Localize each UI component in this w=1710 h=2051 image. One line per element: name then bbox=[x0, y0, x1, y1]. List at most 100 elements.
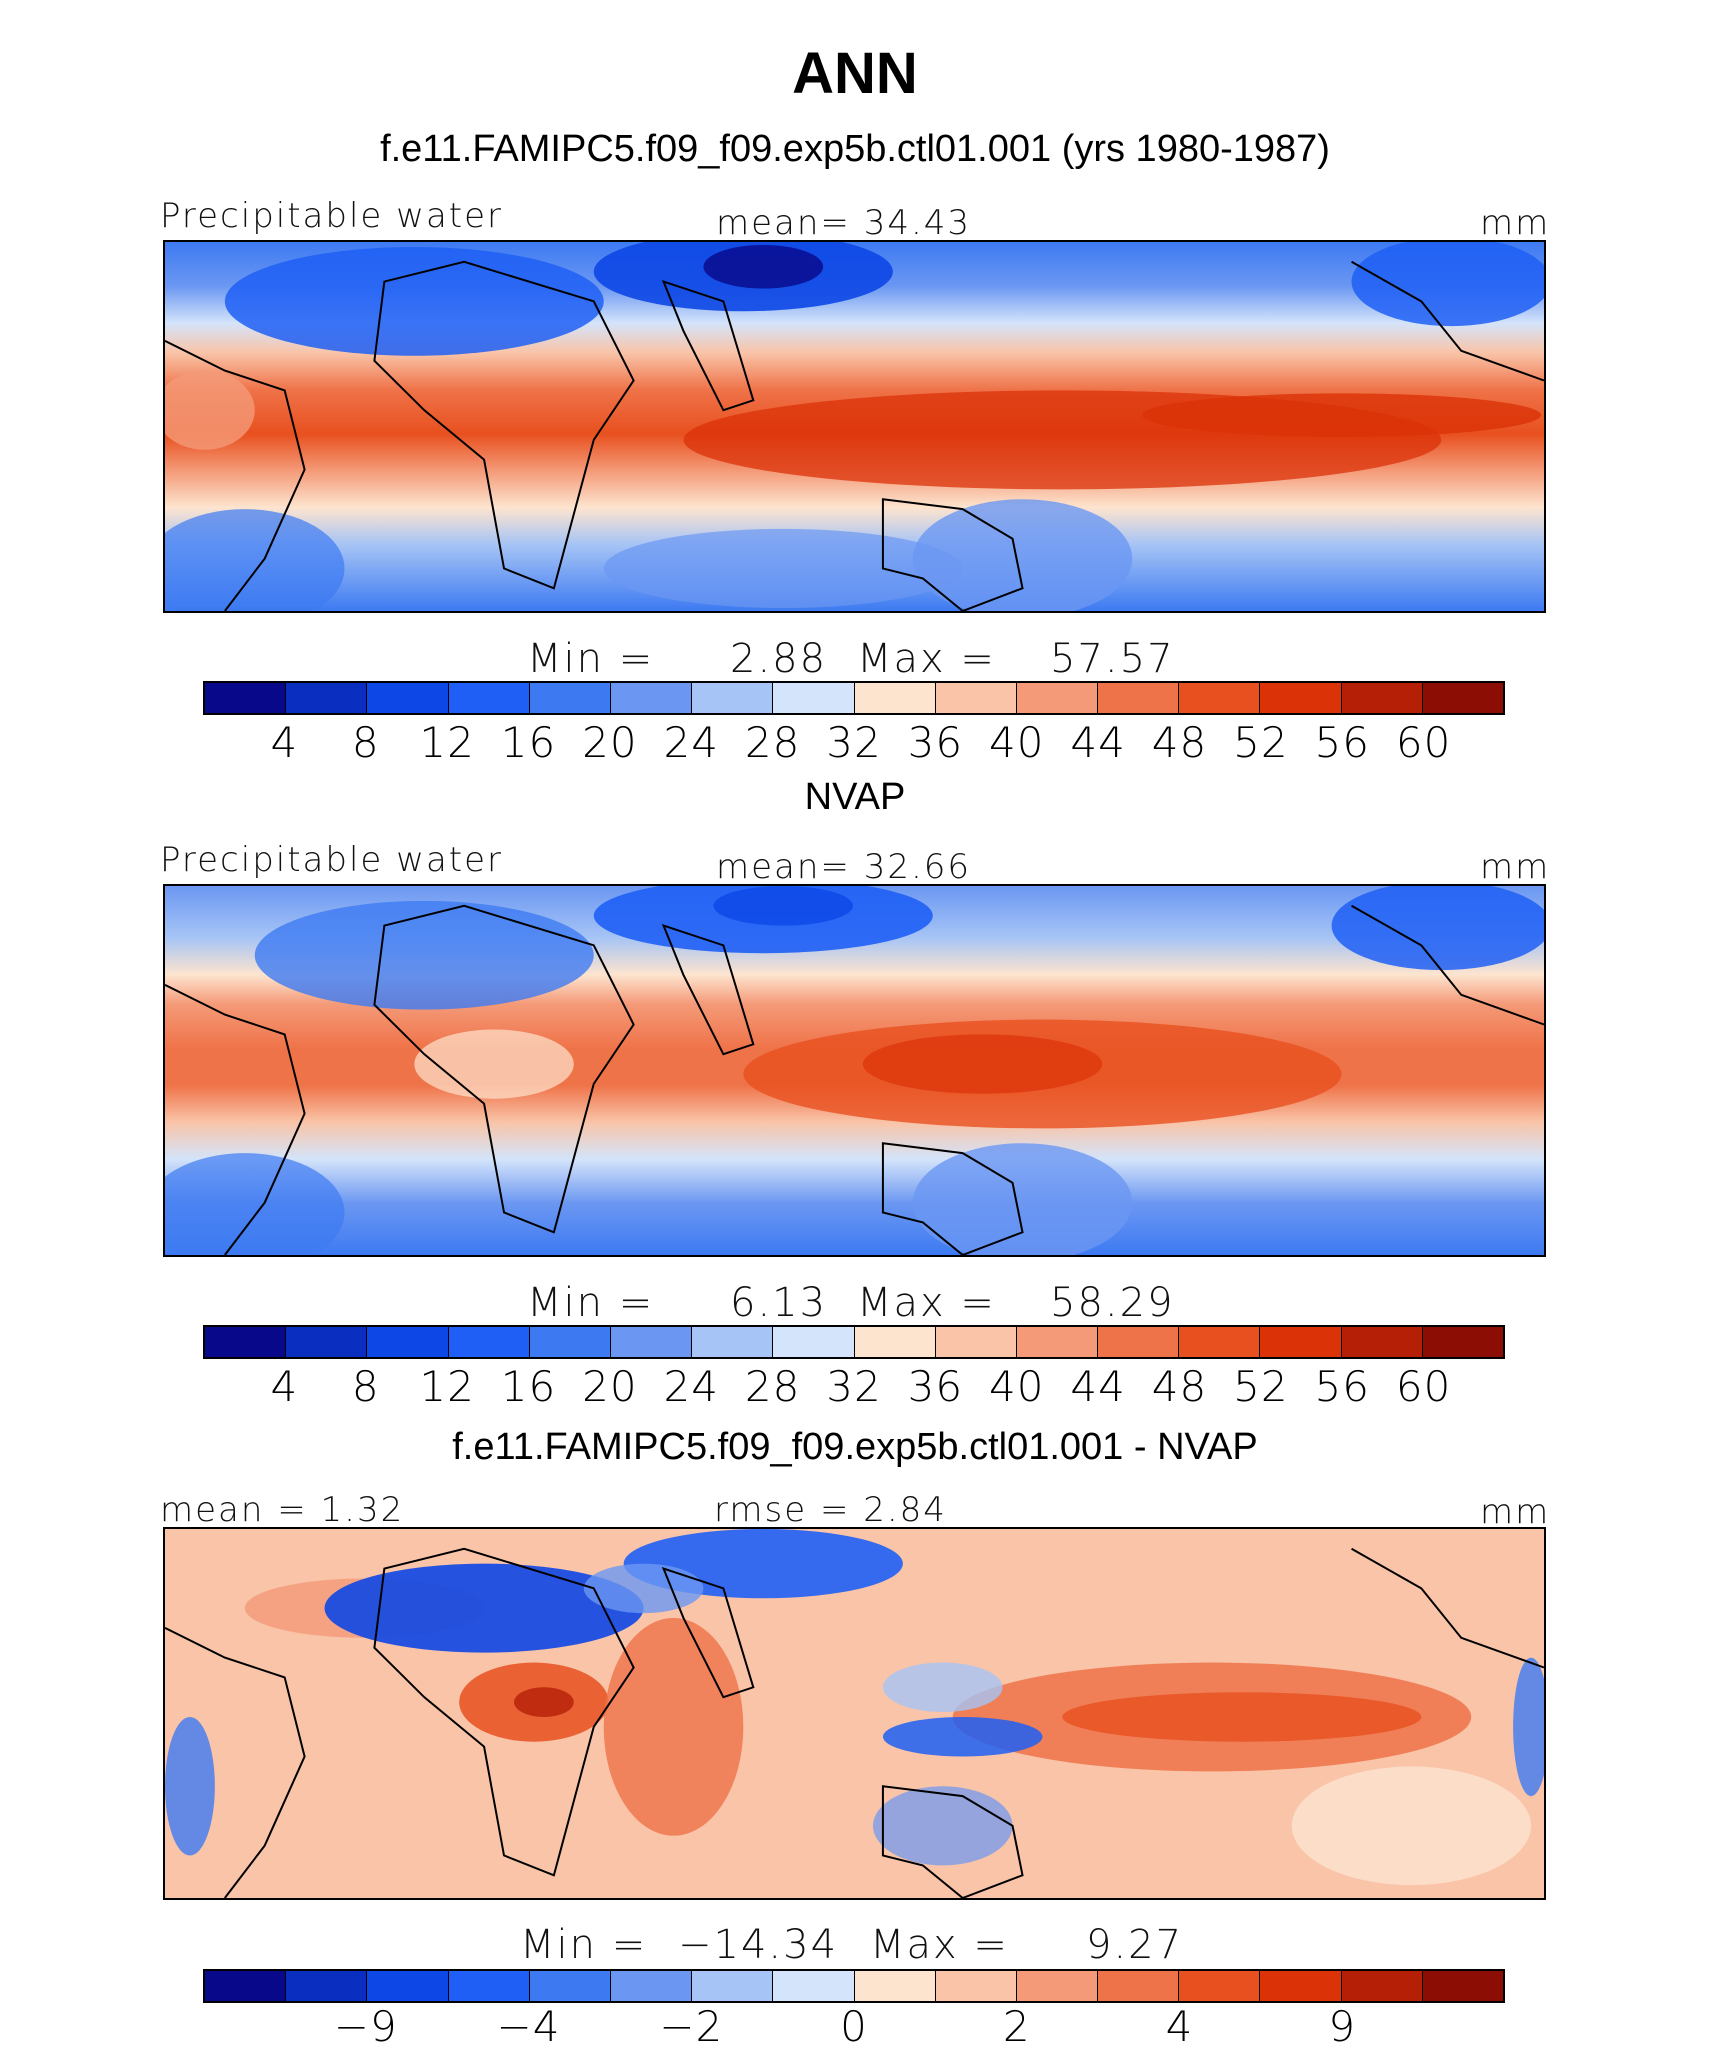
colorbar-tick-label: 48 bbox=[1151, 718, 1208, 767]
colorbar-swatch bbox=[935, 1971, 1017, 2001]
colorbar-swatch bbox=[1341, 1327, 1423, 1357]
colorbar-swatch bbox=[692, 1327, 774, 1357]
colorbar-swatch bbox=[854, 683, 936, 713]
colorbar-tick-label: 48 bbox=[1151, 1362, 1208, 1411]
colorbar-swatch bbox=[1098, 683, 1180, 713]
panel-model-heading: f.e11.FAMIPC5.f09_f09.exp5b.ctl01.001 (y… bbox=[380, 128, 1330, 170]
colorbar-swatch bbox=[1260, 1971, 1342, 2001]
colorbar-tick-label: 32 bbox=[826, 1362, 882, 1411]
colorbar-tick-label: 52 bbox=[1233, 718, 1289, 767]
colorbar-tick-label: 28 bbox=[744, 718, 801, 767]
colorbar-swatch bbox=[286, 683, 368, 713]
colorbar-swatch bbox=[367, 1327, 449, 1357]
colorbar-tick-label: 44 bbox=[1070, 718, 1126, 767]
panel-model-contour-map bbox=[165, 242, 1544, 611]
colorbar-swatch bbox=[1422, 1971, 1503, 2001]
colorbar-swatch bbox=[773, 1971, 855, 2001]
colorbar-swatch bbox=[935, 1327, 1017, 1357]
colorbar-swatch bbox=[529, 1971, 611, 2001]
colorbar-tick-label: 24 bbox=[663, 718, 719, 767]
panel-model-max-value: 57.57 bbox=[1050, 636, 1175, 682]
panel-diff-map bbox=[163, 1527, 1546, 1900]
colorbar-tick-label: −4 bbox=[496, 2002, 561, 2051]
panel-diff-min-value: −14.34 bbox=[678, 1922, 839, 1968]
panel-obs-units: mm bbox=[1480, 847, 1551, 887]
colorbar-swatch bbox=[773, 1327, 855, 1357]
colorbar-tick-label: 12 bbox=[419, 1362, 475, 1411]
colorbar-tick-label: 9 bbox=[1328, 2002, 1357, 2051]
colorbar-swatch bbox=[448, 683, 530, 713]
colorbar-swatch bbox=[448, 1971, 530, 2001]
colorbar-swatch bbox=[1260, 683, 1342, 713]
panel-obs-contour-map bbox=[165, 886, 1544, 1255]
colorbar-swatch bbox=[610, 1327, 693, 1357]
panel-diff-min-label: Min = bbox=[520, 1922, 648, 1968]
colorbar-tick-label: 52 bbox=[1233, 1362, 1289, 1411]
colorbar-tick-label: 4 bbox=[1165, 2002, 1194, 2051]
colorbar-swatch bbox=[1098, 1327, 1180, 1357]
panel-obs-min-value: 6.13 bbox=[730, 1280, 828, 1326]
colorbar-tick-label: 60 bbox=[1395, 1362, 1452, 1411]
colorbar-swatch bbox=[1341, 683, 1423, 713]
panel-diff-units: mm bbox=[1480, 1492, 1551, 1532]
colorbar-tick-label: 2 bbox=[1002, 2002, 1031, 2051]
panel-model-min-value: 2.88 bbox=[730, 636, 828, 682]
colorbar-tick-label: 12 bbox=[419, 718, 475, 767]
panel-obs-min-label: Min = bbox=[527, 1280, 655, 1326]
colorbar-tick-label: 0 bbox=[840, 2002, 868, 2051]
panel-obs-colorbar bbox=[203, 1325, 1505, 1359]
colorbar-swatch bbox=[529, 1327, 611, 1357]
colorbar-tick-label: 16 bbox=[500, 1362, 557, 1411]
colorbar-swatch bbox=[1016, 683, 1099, 713]
panel-diff-colorbar bbox=[203, 1969, 1505, 2003]
colorbar-swatch bbox=[367, 683, 449, 713]
colorbar-swatch bbox=[610, 683, 693, 713]
colorbar-tick-label: 40 bbox=[989, 1362, 1045, 1411]
colorbar-swatch bbox=[854, 1971, 936, 2001]
panel-model-map bbox=[163, 240, 1546, 613]
colorbar-swatch bbox=[1098, 1971, 1180, 2001]
panel-obs-heading: NVAP bbox=[804, 776, 906, 818]
panel-diff-mean-label: mean = 1.32 bbox=[160, 1490, 405, 1530]
colorbar-tick-label: 36 bbox=[907, 1362, 964, 1411]
panel-obs-mean-label: mean= 32.66 bbox=[716, 847, 972, 887]
colorbar-tick-label: 28 bbox=[744, 1362, 801, 1411]
colorbar-swatch bbox=[692, 683, 774, 713]
colorbar-swatch bbox=[1179, 1971, 1261, 2001]
colorbar-swatch bbox=[286, 1971, 368, 2001]
colorbar-swatch bbox=[854, 1327, 936, 1357]
colorbar-tick-label: 60 bbox=[1395, 718, 1452, 767]
panel-obs-max-value: 58.29 bbox=[1050, 1280, 1175, 1326]
colorbar-swatch bbox=[205, 1327, 287, 1357]
panel-diff-max-label: Max = bbox=[870, 1922, 1009, 1968]
colorbar-swatch bbox=[1016, 1971, 1099, 2001]
colorbar-swatch bbox=[692, 1971, 774, 2001]
panel-diff-rmse-label: rmse = 2.84 bbox=[714, 1490, 947, 1530]
colorbar-swatch bbox=[529, 683, 611, 713]
panel-model-units: mm bbox=[1480, 203, 1551, 243]
panel-model-variable-label: Precipitable water bbox=[160, 196, 504, 236]
colorbar-swatch bbox=[1016, 1327, 1099, 1357]
panel-obs-map bbox=[163, 884, 1546, 1257]
colorbar-swatch bbox=[1260, 1327, 1342, 1357]
colorbar-tick-label: 40 bbox=[989, 718, 1045, 767]
panel-model-mean-label: mean= 34.43 bbox=[716, 203, 972, 243]
panel-diff-contour-map bbox=[165, 1529, 1544, 1898]
colorbar-swatch bbox=[1179, 1327, 1261, 1357]
colorbar-tick-label: 56 bbox=[1314, 718, 1370, 767]
colorbar-tick-label: 24 bbox=[663, 1362, 719, 1411]
colorbar-tick-label: 4 bbox=[270, 1362, 299, 1411]
colorbar-tick-label: 16 bbox=[500, 718, 557, 767]
colorbar-swatch bbox=[773, 683, 855, 713]
colorbar-tick-label: 36 bbox=[907, 718, 964, 767]
colorbar-swatch bbox=[205, 683, 287, 713]
colorbar-tick-label: 8 bbox=[351, 1362, 380, 1411]
panel-diff-max-value: 9.27 bbox=[1086, 1922, 1184, 1968]
colorbar-tick-label: 20 bbox=[582, 718, 638, 767]
colorbar-swatch bbox=[1422, 683, 1503, 713]
panel-obs-variable-label: Precipitable water bbox=[160, 840, 504, 880]
colorbar-swatch bbox=[448, 1327, 530, 1357]
colorbar-tick-label: 20 bbox=[582, 1362, 638, 1411]
colorbar-tick-label: 4 bbox=[270, 718, 299, 767]
colorbar-swatch bbox=[205, 1971, 287, 2001]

#### SET TASK
Copy the records above word for word, beginning with the line that contains "colorbar-tick-label: 48 bbox=[1151, 718, 1208, 767]" and continuing through the line that contains "colorbar-swatch bbox=[1098, 683, 1180, 713]", including both of those lines.

#### OUTPUT OF THE EXERCISE
colorbar-tick-label: 48 bbox=[1151, 718, 1208, 767]
colorbar-swatch bbox=[935, 1971, 1017, 2001]
colorbar-swatch bbox=[1341, 1327, 1423, 1357]
colorbar-swatch bbox=[692, 1327, 774, 1357]
colorbar-swatch bbox=[854, 683, 936, 713]
colorbar-tick-label: 48 bbox=[1151, 1362, 1208, 1411]
colorbar-swatch bbox=[1098, 683, 1180, 713]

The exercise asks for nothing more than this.